Reproduce all of the material word for word.

--- START Given data ---

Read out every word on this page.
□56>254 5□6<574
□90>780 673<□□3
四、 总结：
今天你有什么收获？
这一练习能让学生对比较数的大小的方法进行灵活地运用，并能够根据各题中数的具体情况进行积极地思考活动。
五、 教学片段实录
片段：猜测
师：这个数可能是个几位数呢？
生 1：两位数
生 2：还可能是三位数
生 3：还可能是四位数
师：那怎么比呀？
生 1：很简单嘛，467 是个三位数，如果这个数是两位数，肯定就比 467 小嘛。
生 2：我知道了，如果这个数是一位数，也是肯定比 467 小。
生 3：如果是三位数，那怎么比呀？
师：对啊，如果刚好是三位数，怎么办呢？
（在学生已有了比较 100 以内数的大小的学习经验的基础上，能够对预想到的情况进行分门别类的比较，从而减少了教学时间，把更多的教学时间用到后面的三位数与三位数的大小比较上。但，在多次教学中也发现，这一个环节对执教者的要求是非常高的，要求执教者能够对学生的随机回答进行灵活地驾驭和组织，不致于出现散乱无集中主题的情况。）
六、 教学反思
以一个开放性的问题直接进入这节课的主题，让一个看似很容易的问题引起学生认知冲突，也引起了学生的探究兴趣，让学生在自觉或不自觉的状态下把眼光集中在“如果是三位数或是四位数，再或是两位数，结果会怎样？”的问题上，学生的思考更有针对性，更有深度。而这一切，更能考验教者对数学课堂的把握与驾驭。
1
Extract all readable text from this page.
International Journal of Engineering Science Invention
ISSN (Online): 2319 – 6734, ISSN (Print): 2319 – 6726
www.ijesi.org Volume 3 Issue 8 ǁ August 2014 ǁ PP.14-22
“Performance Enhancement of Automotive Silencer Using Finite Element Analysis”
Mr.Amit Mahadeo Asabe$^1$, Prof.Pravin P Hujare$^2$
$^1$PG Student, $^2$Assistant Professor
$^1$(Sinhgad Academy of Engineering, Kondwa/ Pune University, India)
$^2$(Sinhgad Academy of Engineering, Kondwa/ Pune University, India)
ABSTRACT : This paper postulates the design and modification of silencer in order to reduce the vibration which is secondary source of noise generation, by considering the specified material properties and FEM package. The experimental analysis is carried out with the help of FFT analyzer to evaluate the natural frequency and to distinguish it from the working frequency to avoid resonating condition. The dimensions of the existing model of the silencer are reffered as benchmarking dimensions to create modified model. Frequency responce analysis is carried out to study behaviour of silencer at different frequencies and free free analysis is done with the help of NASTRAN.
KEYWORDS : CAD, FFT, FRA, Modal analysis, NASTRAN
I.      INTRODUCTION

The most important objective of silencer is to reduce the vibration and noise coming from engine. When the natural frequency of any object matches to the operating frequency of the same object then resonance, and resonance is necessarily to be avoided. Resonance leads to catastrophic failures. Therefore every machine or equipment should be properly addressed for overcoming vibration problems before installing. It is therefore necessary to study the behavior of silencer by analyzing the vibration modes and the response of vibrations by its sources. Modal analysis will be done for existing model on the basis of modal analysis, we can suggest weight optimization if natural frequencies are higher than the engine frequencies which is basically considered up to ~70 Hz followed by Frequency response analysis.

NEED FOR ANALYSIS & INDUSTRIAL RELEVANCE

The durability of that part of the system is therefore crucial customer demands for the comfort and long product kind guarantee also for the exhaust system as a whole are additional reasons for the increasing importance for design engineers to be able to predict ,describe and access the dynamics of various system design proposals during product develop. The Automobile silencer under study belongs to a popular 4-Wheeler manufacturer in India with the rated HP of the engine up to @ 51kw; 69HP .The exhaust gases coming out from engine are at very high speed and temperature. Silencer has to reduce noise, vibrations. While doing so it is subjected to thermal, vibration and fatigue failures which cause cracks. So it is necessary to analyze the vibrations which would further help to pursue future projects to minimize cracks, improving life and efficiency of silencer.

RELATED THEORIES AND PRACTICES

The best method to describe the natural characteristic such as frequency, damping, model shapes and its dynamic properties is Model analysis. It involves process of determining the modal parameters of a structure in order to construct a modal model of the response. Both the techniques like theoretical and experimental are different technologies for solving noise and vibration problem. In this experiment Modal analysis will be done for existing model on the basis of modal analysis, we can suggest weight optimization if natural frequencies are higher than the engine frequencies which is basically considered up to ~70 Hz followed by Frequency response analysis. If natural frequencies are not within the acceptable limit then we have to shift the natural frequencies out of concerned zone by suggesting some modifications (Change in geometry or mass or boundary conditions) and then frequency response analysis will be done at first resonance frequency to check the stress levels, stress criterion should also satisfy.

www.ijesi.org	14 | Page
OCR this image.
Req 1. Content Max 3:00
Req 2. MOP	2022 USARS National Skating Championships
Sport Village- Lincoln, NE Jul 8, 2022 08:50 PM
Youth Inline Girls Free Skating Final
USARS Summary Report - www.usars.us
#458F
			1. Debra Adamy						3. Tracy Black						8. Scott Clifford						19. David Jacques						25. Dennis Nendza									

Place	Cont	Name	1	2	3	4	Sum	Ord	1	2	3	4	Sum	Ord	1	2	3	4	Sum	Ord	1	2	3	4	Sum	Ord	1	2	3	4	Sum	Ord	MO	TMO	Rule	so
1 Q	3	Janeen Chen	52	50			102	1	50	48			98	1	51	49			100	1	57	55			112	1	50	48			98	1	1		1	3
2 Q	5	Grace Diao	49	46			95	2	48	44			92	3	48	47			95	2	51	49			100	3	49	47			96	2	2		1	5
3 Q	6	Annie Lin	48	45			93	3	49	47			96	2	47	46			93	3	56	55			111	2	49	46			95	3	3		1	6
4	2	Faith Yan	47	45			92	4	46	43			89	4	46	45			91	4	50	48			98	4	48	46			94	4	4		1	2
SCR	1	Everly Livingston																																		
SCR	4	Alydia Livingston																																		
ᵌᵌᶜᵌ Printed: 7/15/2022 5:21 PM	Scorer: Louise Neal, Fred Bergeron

--- END Given data ---

[Exercise output]:
Read out every word on this page.
□56>254 5□6<574
□90>780 673<□□3
四、 总结：
今天你有什么收获？
这一练习能让学生对比较数的大小的方法进行灵活地运用，并能够根据各题中数的具体情况进行积极地思考活动。
五、 教学片段实录
片段：猜测
师：这个数可能是个几位数呢？
生 1：两位数
生 2：还可能是三位数
生 3：还可能是四位数
师：那怎么比呀？
生 1：很简单嘛，467 是个三位数，如果这个数是两位数，肯定就比 467 小嘛。
生 2：我知道了，如果这个数是一位数，也是肯定比 467 小。
生 3：如果是三位数，那怎么比呀？
师：对啊，如果刚好是三位数，怎么办呢？
（在学生已有了比较 100 以内数的大小的学习经验的基础上，能够对预想到的情况进行分门别类的比较，从而减少了教学时间，把更多的教学时间用到后面的三位数与三位数的大小比较上。但，在多次教学中也发现，这一个环节对执教者的要求是非常高的，要求执教者能够对学生的随机回答进行灵活地驾驭和组织，不致于出现散乱无集中主题的情况。）
六、 教学反思
以一个开放性的问题直接进入这节课的主题，让一个看似很容易的问题引起学生认知冲突，也引起了学生的探究兴趣，让学生在自觉或不自觉的状态下把眼光集中在“如果是三位数或是四位数，再或是两位数，结果会怎样？”的问题上，学生的思考更有针对性，更有深度。而这一切，更能考验教者对数学课堂的把握与驾驭。
1
Extract all readable text from this page.
International Journal of Engineering Science Invention
ISSN (Online): 2319 – 6734, ISSN (Print): 2319 – 6726
www.ijesi.org Volume 3 Issue 8 ǁ August 2014 ǁ PP.14-22
“Performance Enhancement of Automotive Silencer Using Finite Element Analysis”
Mr.Amit Mahadeo Asabe$^1$, Prof.Pravin P Hujare$^2$
$^1$PG Student, $^2$Assistant Professor
$^1$(Sinhgad Academy of Engineering, Kondwa/ Pune University, India)
$^2$(Sinhgad Academy of Engineering, Kondwa/ Pune University, India)
ABSTRACT : This paper postulates the design and modification of silencer in order to reduce the vibration which is secondary source of noise generation, by considering the specified material properties and FEM package. The experimental analysis is carried out with the help of FFT analyzer to evaluate the natural frequency and to distinguish it from the working frequency to avoid resonating condition. The dimensions of the existing model of the silencer are reffered as benchmarking dimensions to create modified model. Frequency responce analysis is carried out to study behaviour of silencer at different frequencies and free free analysis is done with the help of NASTRAN.
KEYWORDS : CAD, FFT, FRA, Modal analysis, NASTRAN
I.      INTRODUCTION

The most important objective of silencer is to reduce the vibration and noise coming from engine. When the natural frequency of any object matches to the operating frequency of the same object then resonance, and resonance is necessarily to be avoided. Resonance leads to catastrophic failures. Therefore every machine or equipment should be properly addressed for overcoming vibration problems before installing. It is therefore necessary to study the behavior of silencer by analyzing the vibration modes and the response of vibrations by its sources. Modal analysis will be done for existing model on the basis of modal analysis, we can suggest weight optimization if natural frequencies are higher than the engine frequencies which is basically considered up to ~70 Hz followed by Frequency response analysis.

NEED FOR ANALYSIS & INDUSTRIAL RELEVANCE

The durability of that part of the system is therefore crucial customer demands for the comfort and long product kind guarantee also for the exhaust system as a whole are additional reasons for the increasing importance for design engineers to be able to predict ,describe and access the dynamics of various system design proposals during product develop. The Automobile silencer under study belongs to a popular 4-Wheeler manufacturer in India with the rated HP of the engine up to @ 51kw; 69HP .The exhaust gases coming out from engine are at very high speed and temperature. Silencer has to reduce noise, vibrations. While doing so it is subjected to thermal, vibration and fatigue failures which cause cracks. So it is necessary to analyze the vibrations which would further help to pursue future projects to minimize cracks, improving life and efficiency of silencer.

RELATED THEORIES AND PRACTICES

The best method to describe the natural characteristic such as frequency, damping, model shapes and its dynamic properties is Model analysis. It involves process of determining the modal parameters of a structure in order to construct a modal model of the response. Both the techniques like theoretical and experimental are different technologies for solving noise and vibration problem. In this experiment Modal analysis will be done for existing model on the basis of modal analysis, we can suggest weight optimization if natural frequencies are higher than the engine frequencies which is basically considered up to ~70 Hz followed by Frequency response analysis. If natural frequencies are not within the acceptable limit then we have to shift the natural frequencies out of concerned zone by suggesting some modifications (Change in geometry or mass or boundary conditions) and then frequency response analysis will be done at first resonance frequency to check the stress levels, stress criterion should also satisfy.

www.ijesi.org	14 | Page
OCR this image.
Req 1. Content Max 3:00
Req 2. MOP	2022 USARS National Skating Championships
Sport Village- Lincoln, NE Jul 8, 2022 08:50 PM
Youth Inline Girls Free Skating Final
USARS Summary Report - www.usars.us
#458F
			1. Debra Adamy						3. Tracy Black						8. Scott Clifford						19. David Jacques						25. Dennis Nendza									

Place	Cont	Name	1	2	3	4	Sum	Ord	1	2	3	4	Sum	Ord	1	2	3	4	Sum	Ord	1	2	3	4	Sum	Ord	1	2	3	4	Sum	Ord	MO	TMO	Rule	so
1 Q	3	Janeen Chen	52	50			102	1	50	48			98	1	51	49			100	1	57	55			112	1	50	48			98	1	1		1	3
2 Q	5	Grace Diao	49	46			95	2	48	44			92	3	48	47			95	2	51	49			100	3	49	47			96	2	2		1	5
3 Q	6	Annie Lin	48	45			93	3	49	47			96	2	47	46			93	3	56	55			111	2	49	46			95	3	3		1	6
4	2	Faith Yan	47	45			92	4	46	43			89	4	46	45			91	4	50	48			98	4	48	46			94	4	4		1	2
SCR	1	Everly Livingston																																		
SCR	4	Alydia Livingston																																		
ᵌᵌᶜᵌ Printed: 7/15/2022 5:21 PM	Scorer: Louise Neal, Fred Bergeron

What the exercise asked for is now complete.